- [Records provided]
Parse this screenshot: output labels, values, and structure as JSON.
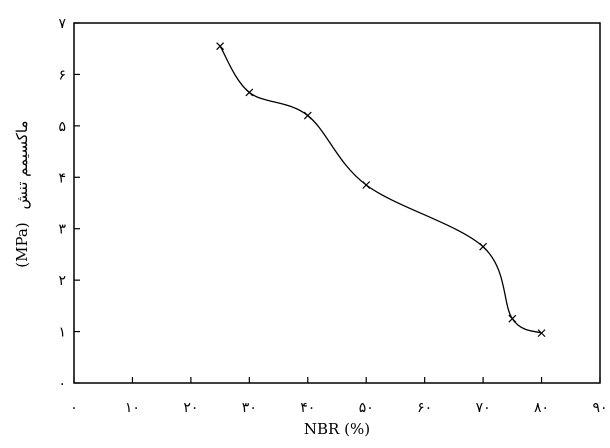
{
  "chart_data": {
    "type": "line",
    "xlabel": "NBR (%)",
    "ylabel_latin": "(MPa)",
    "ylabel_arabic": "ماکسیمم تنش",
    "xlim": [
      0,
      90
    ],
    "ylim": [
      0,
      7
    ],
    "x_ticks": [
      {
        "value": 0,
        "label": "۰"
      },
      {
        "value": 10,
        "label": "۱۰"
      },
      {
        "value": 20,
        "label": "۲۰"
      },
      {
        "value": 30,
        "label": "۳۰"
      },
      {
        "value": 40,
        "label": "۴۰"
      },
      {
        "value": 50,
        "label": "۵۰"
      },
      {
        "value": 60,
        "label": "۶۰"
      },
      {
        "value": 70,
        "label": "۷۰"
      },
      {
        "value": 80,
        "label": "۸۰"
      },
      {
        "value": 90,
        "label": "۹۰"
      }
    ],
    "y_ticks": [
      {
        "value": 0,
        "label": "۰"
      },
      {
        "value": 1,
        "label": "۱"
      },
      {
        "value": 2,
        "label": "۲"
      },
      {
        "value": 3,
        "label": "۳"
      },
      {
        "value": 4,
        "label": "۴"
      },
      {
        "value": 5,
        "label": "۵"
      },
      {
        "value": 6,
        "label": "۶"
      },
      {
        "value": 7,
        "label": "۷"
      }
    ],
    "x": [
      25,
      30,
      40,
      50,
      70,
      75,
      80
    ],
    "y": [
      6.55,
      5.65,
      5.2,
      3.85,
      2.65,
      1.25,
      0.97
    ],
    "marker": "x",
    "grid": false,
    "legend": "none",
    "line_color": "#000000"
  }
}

* * *

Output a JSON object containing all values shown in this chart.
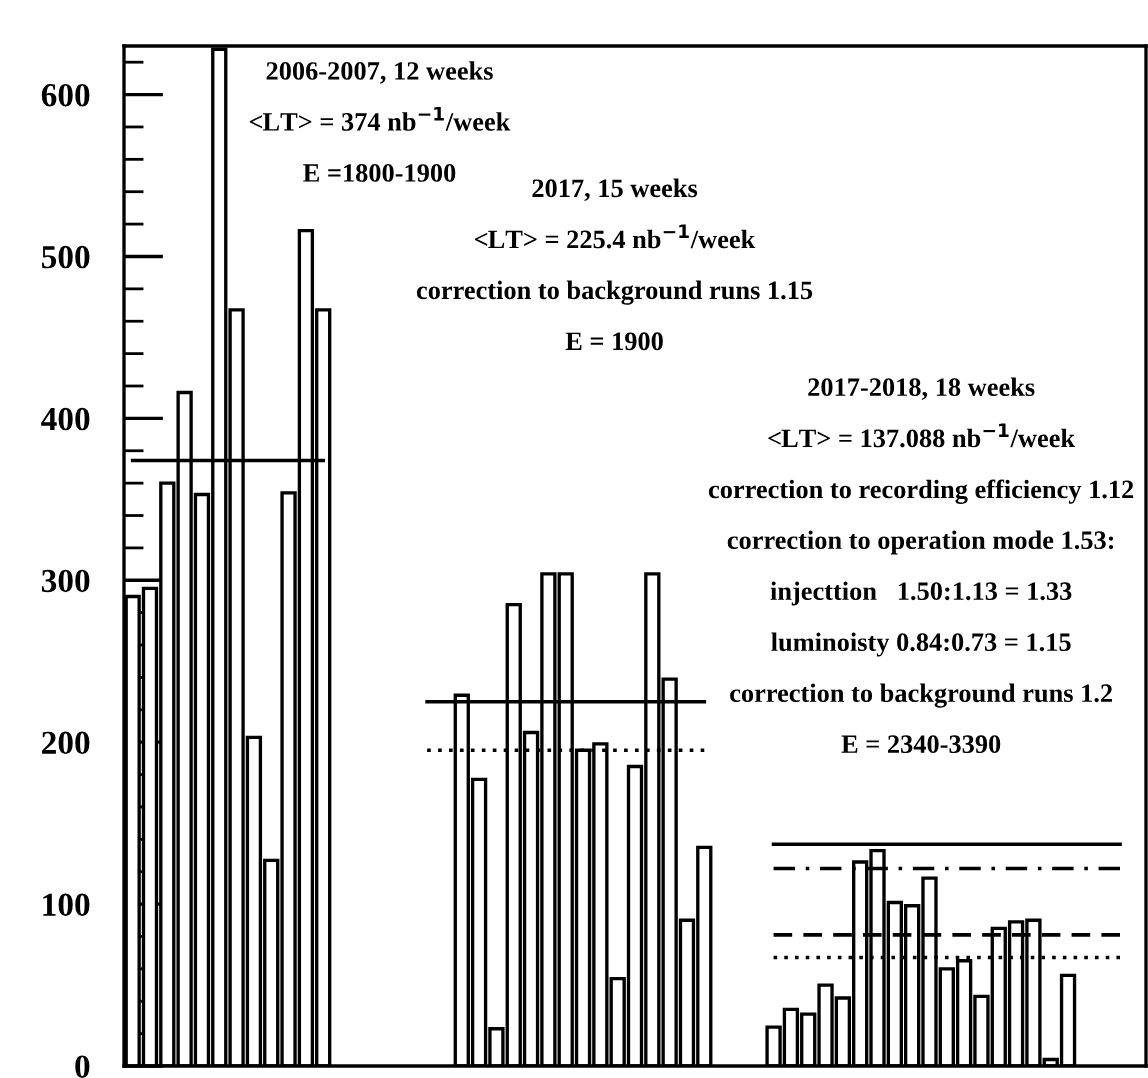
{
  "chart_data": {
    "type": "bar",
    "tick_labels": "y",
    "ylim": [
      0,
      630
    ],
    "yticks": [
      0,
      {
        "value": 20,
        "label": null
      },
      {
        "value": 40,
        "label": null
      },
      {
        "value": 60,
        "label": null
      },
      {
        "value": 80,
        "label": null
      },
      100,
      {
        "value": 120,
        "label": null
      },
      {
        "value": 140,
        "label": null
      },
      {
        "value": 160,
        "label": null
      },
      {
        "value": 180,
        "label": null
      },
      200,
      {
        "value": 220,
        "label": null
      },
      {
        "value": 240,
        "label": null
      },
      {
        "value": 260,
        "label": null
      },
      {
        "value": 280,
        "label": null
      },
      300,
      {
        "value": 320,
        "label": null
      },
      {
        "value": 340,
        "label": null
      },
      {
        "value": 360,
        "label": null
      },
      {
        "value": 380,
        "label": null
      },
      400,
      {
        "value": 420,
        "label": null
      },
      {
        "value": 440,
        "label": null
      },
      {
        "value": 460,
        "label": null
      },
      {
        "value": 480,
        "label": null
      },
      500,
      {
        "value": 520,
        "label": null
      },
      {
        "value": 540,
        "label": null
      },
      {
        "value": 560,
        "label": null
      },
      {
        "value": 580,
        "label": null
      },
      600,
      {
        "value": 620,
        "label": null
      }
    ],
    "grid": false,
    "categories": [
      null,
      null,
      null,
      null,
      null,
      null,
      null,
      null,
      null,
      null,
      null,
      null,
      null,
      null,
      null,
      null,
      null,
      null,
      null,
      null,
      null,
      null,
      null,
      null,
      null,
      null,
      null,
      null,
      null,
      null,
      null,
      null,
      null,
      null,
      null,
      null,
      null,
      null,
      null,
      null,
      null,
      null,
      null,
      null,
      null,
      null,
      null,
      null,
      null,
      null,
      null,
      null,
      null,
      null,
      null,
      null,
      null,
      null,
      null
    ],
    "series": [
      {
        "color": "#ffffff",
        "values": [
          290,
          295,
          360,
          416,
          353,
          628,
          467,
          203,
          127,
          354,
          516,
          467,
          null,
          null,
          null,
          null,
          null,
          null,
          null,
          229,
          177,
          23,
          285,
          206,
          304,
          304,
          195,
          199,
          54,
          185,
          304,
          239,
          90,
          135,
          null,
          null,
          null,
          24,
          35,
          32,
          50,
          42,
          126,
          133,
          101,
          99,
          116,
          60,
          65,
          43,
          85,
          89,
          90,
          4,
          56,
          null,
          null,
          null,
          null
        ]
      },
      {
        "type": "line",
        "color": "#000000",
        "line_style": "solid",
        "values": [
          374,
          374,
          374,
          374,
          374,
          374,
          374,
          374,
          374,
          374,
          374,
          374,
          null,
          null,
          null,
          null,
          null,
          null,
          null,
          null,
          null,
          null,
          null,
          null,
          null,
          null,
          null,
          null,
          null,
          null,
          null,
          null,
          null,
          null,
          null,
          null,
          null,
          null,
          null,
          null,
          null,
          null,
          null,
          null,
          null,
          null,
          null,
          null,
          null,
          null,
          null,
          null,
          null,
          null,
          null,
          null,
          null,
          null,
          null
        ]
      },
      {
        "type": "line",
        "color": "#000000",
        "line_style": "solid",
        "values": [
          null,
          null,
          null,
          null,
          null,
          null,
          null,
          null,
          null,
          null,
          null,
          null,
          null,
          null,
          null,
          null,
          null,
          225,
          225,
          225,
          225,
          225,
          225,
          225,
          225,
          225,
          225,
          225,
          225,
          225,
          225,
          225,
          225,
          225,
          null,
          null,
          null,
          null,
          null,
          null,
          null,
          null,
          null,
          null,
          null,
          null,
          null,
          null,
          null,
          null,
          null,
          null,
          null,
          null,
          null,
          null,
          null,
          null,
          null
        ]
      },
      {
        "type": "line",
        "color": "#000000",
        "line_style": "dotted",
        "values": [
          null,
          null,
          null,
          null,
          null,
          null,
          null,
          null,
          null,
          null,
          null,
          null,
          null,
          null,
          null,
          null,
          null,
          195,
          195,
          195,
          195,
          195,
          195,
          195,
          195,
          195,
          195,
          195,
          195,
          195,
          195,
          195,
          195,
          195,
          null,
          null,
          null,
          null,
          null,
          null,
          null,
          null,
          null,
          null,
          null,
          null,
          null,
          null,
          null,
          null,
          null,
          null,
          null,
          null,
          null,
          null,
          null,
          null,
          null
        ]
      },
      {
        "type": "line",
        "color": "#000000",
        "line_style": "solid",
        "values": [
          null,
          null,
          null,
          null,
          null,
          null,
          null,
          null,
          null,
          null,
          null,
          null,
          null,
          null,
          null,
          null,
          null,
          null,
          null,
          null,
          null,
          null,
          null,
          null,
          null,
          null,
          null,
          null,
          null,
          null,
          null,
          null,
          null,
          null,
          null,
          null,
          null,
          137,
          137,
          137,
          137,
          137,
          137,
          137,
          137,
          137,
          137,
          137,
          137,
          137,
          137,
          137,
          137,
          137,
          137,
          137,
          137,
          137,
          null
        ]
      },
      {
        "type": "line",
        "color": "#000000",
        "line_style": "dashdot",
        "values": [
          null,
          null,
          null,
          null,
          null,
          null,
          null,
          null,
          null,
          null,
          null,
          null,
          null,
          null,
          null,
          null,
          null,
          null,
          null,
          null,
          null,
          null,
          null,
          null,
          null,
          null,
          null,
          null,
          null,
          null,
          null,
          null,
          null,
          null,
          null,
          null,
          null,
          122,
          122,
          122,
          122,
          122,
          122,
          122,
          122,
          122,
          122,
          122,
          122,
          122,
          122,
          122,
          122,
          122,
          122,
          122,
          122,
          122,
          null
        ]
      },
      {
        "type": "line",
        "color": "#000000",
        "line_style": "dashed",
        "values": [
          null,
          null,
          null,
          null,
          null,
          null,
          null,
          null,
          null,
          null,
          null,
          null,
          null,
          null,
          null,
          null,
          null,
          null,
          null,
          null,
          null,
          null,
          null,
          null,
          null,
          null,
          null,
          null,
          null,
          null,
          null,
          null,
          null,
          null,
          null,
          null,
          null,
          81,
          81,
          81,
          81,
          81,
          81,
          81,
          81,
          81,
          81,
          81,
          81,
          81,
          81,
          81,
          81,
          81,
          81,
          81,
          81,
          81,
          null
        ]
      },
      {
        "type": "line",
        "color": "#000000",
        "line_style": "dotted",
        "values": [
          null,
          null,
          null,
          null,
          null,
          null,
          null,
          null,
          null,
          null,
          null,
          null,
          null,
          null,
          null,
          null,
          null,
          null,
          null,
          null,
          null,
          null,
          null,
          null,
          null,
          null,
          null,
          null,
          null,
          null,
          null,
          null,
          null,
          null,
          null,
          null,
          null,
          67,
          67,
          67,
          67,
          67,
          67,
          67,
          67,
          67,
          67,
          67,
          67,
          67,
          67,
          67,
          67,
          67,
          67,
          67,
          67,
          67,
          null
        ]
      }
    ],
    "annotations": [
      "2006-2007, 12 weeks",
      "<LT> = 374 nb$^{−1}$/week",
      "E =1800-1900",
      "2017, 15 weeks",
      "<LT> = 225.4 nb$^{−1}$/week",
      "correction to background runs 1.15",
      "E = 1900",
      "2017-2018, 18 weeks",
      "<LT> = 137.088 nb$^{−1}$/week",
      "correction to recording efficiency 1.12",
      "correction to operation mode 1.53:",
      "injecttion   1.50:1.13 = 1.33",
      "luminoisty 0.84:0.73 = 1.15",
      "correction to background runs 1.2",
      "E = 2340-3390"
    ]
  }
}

- [What is needed] Lines from the records above that hold "weeks" are the ones to list.

- [Expected answer]
      "2006-2007, 12 weeks",
      "2017, 15 weeks",
      "2017-2018, 18 weeks",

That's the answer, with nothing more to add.